ΔAct={(Pref.i−Pi)/2}×(1/Mdr.i−1/Mop.i)・・・(1)
ここで、ΔActはアクチュエータ長差(オペレータサイド−ドライブサイド)、Pref.iは基準材の先端の圧延荷重、Piは次圧延予定の被圧延材先端の圧延荷重予測値、Mdr.iはドライブサイドの圧延機剛性(ドライブサイドの圧延機支柱の弾性係数)、Mop.iはオペレータサイドの圧延機剛性(オペレータサイドの圧延機支柱の弾性係数)、iは仕上げ圧延機スタンドNo.である。
【0023】
また、本発明は、熱間クロスロール圧延機のレベリング設定に際して、(1´)式および(2)式に示すワークロールのクロス角に対応した分を補償するようにして、同じく前記課題を解決したものである。
ΔAct={(Pref.i−Pi)/2}×(1/Mdr.i−1/Mop.i)+δ・・・(1´)
ここで、δはクロス角補償項(単位は長さ)である。
δ=k×θ・・・(2)
ここで、kは比例係数、θはクロス角である。
また、本発明は、熱間クロスロール圧延機のレベリング設定に際して、(1´)式および(3)式に示すワークロールのクロス角に対応した分を補償するようにして、同じく前記課題を解決したものである。
ΔAct={(Pref.i−Pi)/2}×(1/Mdr.i−1/Mop.i)+δ・・・(1´)
ここで、δはクロス角補償項(単位は長さ)である。
δ=k×θ (0≦θ<θa)
=k1(θ−θa)+kθa (θa≦θ<θb)
=k2(θ−θb)+kθa+k1(θb−θa) (θb≦θ) ・・・(3)
ここで、kは比例係数、θはクロス角である。

# データ行:
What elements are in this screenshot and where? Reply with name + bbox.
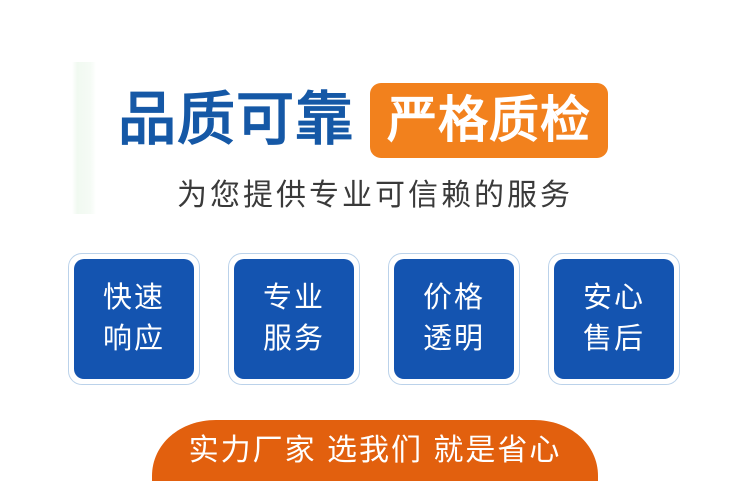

# 依頼内容:
熱間圧延機のレベリング設定に関する文章を、途切れたところから書き継いでください。 資料は、熱間圧延機のレベリング設定に関する文章とは別個のものです。

# 本問の解答:
【0024】
【発明の実施の形態】
以下、図面を参照して、本発明の実施形態を詳細に説明する。
【0025】
本発明が適用される熱間圧延ラインは、図1に示すようなものが代表的である。その設備構成は前述した通りである。
【0026】
さて、加熱炉1へ被圧延材スラブを装入するのに先立って、スラブを準備し、仮置きしておくためのスラブヤード10が加熱炉の入側にある。
【0027】
スラブを製造するための設備は、熱間圧延ライン100とは別に、連続鋳造機に代表される1つ以上の設備(図1の場合は2基、20、21とそれぞれ符号を付す)があればよく、そこから熱間圧延ライン100へ搬送される経路は、通常、スラブヤードに載置し一時待機する経路30を経るが、一部、待機しないで直送経路31を経るものもあってもよい。
【0028】
該熱間圧延ライン100の操業においては、仕上圧延機4のロール50を研磨したものにし、何本かの被圧延材を圧延し、次にまたロールを研磨したものに交換するまでの間に圧延する被圧延材7の群を、圧延順に並べた構成単位である圧延サイクルを、熱間圧延ラインの加熱炉1に被圧延材を装入するのに先立って、図示しないコンピュータを用いて仮想的に作成しておくが(このことを命令組と称する)、スラブヤードに載置し一時待機する経路30を経る被圧延材については、実際にそのような順番になるように、スラブヤード10内でいくつかのスラブの山に被圧延材を分けて配列しておく。
【0029】
本発明において特徴的なことは、仕上圧延機4での被圧延材7のレベリング設定をモデル式を用いて自動で行うようにしたことと、ワークロールクロス角の違いによるレベリング適正量をレベリング設定に反映したことである。
【0030】
以下、順を追って説明する。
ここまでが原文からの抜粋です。